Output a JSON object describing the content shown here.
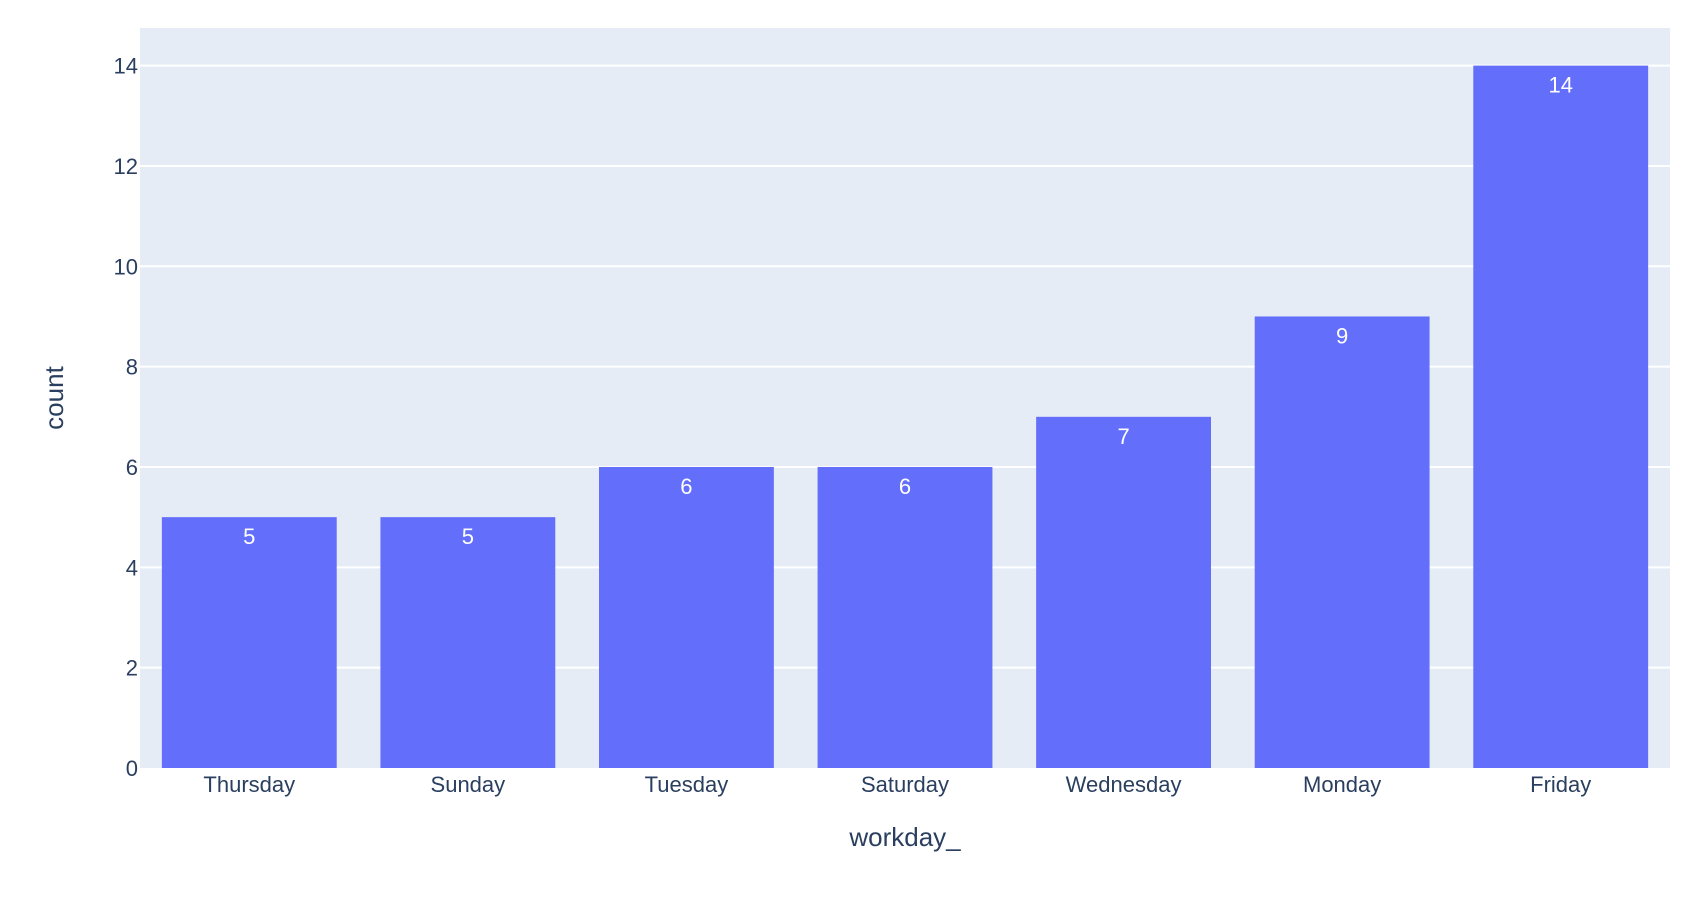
{
  "chart_data": {
    "type": "bar",
    "title": "",
    "xlabel": "workday_",
    "ylabel": "count",
    "categories": [
      "Thursday",
      "Sunday",
      "Tuesday",
      "Saturday",
      "Wednesday",
      "Monday",
      "Friday"
    ],
    "values": [
      5,
      5,
      6,
      6,
      7,
      9,
      14
    ],
    "ylim": [
      0,
      14.75
    ],
    "yticks": [
      0,
      2,
      4,
      6,
      8,
      10,
      12,
      14
    ],
    "grid": true,
    "data_labels": "inside-top",
    "legend": "none",
    "colors": {
      "bar": "#636efa",
      "plot_background": "#e5ecf6",
      "grid": "#ffffff",
      "text": "#2a3f5f",
      "bar_label": "#ffffff"
    }
  }
}
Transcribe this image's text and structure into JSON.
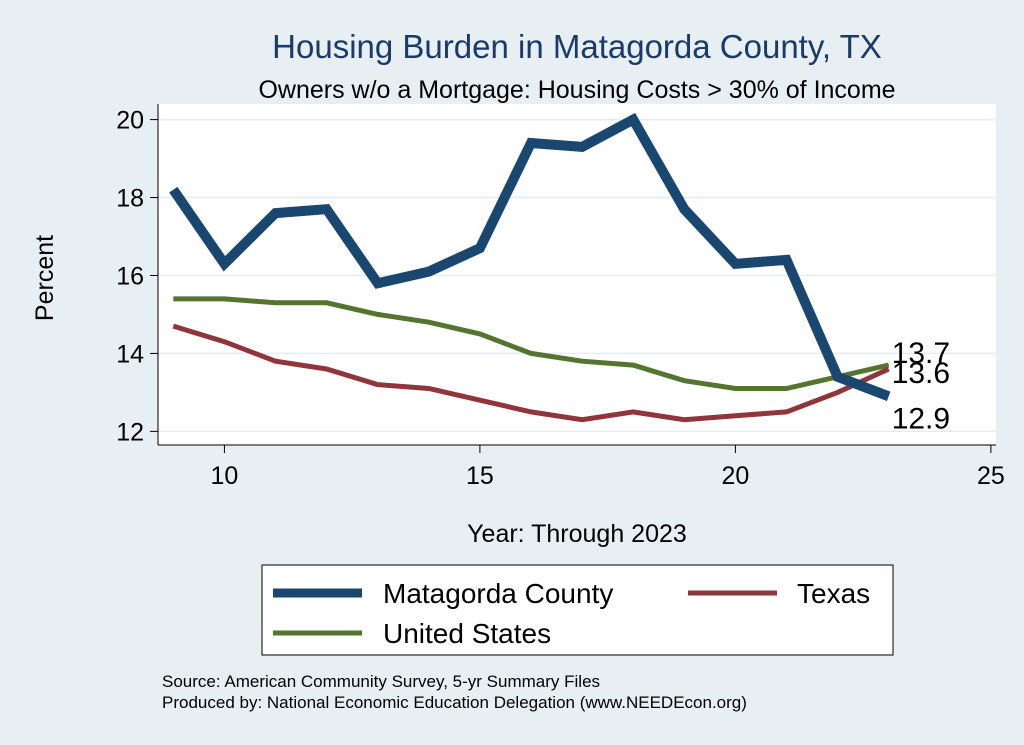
{
  "chart_data": {
    "type": "line",
    "title": "Housing Burden in Matagorda County, TX",
    "subtitle": "Owners w/o a Mortgage: Housing Costs > 30% of Income",
    "xlabel": "Year: Through 2023",
    "ylabel": "Percent",
    "xlim": [
      8.7,
      25.1
    ],
    "ylim": [
      11.65,
      20.4
    ],
    "xticks": [
      10,
      15,
      20,
      25
    ],
    "yticks": [
      12,
      14,
      16,
      18,
      20
    ],
    "grid": true,
    "legend_position": "bottom",
    "x": [
      9,
      10,
      11,
      12,
      13,
      14,
      15,
      16,
      17,
      18,
      19,
      20,
      21,
      22,
      23
    ],
    "series": [
      {
        "name": "Matagorda County",
        "color": "#1a476f",
        "values": [
          18.2,
          16.3,
          17.6,
          17.7,
          15.8,
          16.1,
          16.7,
          19.4,
          19.3,
          20.0,
          17.7,
          16.3,
          16.4,
          13.4,
          12.9
        ],
        "end_label": "12.9"
      },
      {
        "name": "Texas",
        "color": "#90353b",
        "values": [
          14.7,
          14.3,
          13.8,
          13.6,
          13.2,
          13.1,
          12.8,
          12.5,
          12.3,
          12.5,
          12.3,
          12.4,
          12.5,
          13.0,
          13.6
        ],
        "end_label": "13.6"
      },
      {
        "name": "United States",
        "color": "#55752f",
        "values": [
          15.4,
          15.4,
          15.3,
          15.3,
          15.0,
          14.8,
          14.5,
          14.0,
          13.8,
          13.7,
          13.3,
          13.1,
          13.1,
          13.4,
          13.7
        ],
        "end_label": "13.7"
      }
    ],
    "source": "Source: American Community Survey, 5-yr Summary Files",
    "produced_by": "Produced by: National Economic Education Delegation (www.NEEDEcon.org)"
  }
}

#####

Short task - Retype the whole listing, keeping every line identical and omitting all pictures.

Task solution -
Output a JSON object describing the content shown here.
{
  "chart_data": {
    "type": "bar",
    "title": "",
    "xlabel": "workday_",
    "ylabel": "count",
    "categories": [
      "Thursday",
      "Sunday",
      "Tuesday",
      "Saturday",
      "Wednesday",
      "Monday",
      "Friday"
    ],
    "values": [
      5,
      5,
      6,
      6,
      7,
      9,
      14
    ],
    "ylim": [
      0,
      14.75
    ],
    "yticks": [
      0,
      2,
      4,
      6,
      8,
      10,
      12,
      14
    ],
    "grid": true,
    "data_labels": "inside-top",
    "legend": "none",
    "colors": {
      "bar": "#636efa",
      "plot_background": "#e5ecf6",
      "grid": "#ffffff",
      "text": "#2a3f5f",
      "bar_label": "#ffffff"
    }
  }
}
Transcribe this image's text and structure into JSON.
{
  "chart_data": {
    "type": "line",
    "title": "Housing Burden in Matagorda County, TX",
    "subtitle": "Owners w/o a Mortgage: Housing Costs > 30% of Income",
    "xlabel": "Year: Through 2023",
    "ylabel": "Percent",
    "xlim": [
      8.7,
      25.1
    ],
    "ylim": [
      11.65,
      20.4
    ],
    "xticks": [
      10,
      15,
      20,
      25
    ],
    "yticks": [
      12,
      14,
      16,
      18,
      20
    ],
    "grid": true,
    "legend_position": "bottom",
    "x": [
      9,
      10,
      11,
      12,
      13,
      14,
      15,
      16,
      17,
      18,
      19,
      20,
      21,
      22,
      23
    ],
    "series": [
      {
        "name": "Matagorda County",
        "color": "#1a476f",
        "values": [
          18.2,
          16.3,
          17.6,
          17.7,
          15.8,
          16.1,
          16.7,
          19.4,
          19.3,
          20.0,
          17.7,
          16.3,
          16.4,
          13.4,
          12.9
        ],
        "end_label": "12.9"
      },
      {
        "name": "Texas",
        "color": "#90353b",
        "values": [
          14.7,
          14.3,
          13.8,
          13.6,
          13.2,
          13.1,
          12.8,
          12.5,
          12.3,
          12.5,
          12.3,
          12.4,
          12.5,
          13.0,
          13.6
        ],
        "end_label": "13.6"
      },
      {
        "name": "United States",
        "color": "#55752f",
        "values": [
          15.4,
          15.4,
          15.3,
          15.3,
          15.0,
          14.8,
          14.5,
          14.0,
          13.8,
          13.7,
          13.3,
          13.1,
          13.1,
          13.4,
          13.7
        ],
        "end_label": "13.7"
      }
    ],
    "source": "Source: American Community Survey, 5-yr Summary Files",
    "produced_by": "Produced by: National Economic Education Delegation (www.NEEDEcon.org)"
  }
}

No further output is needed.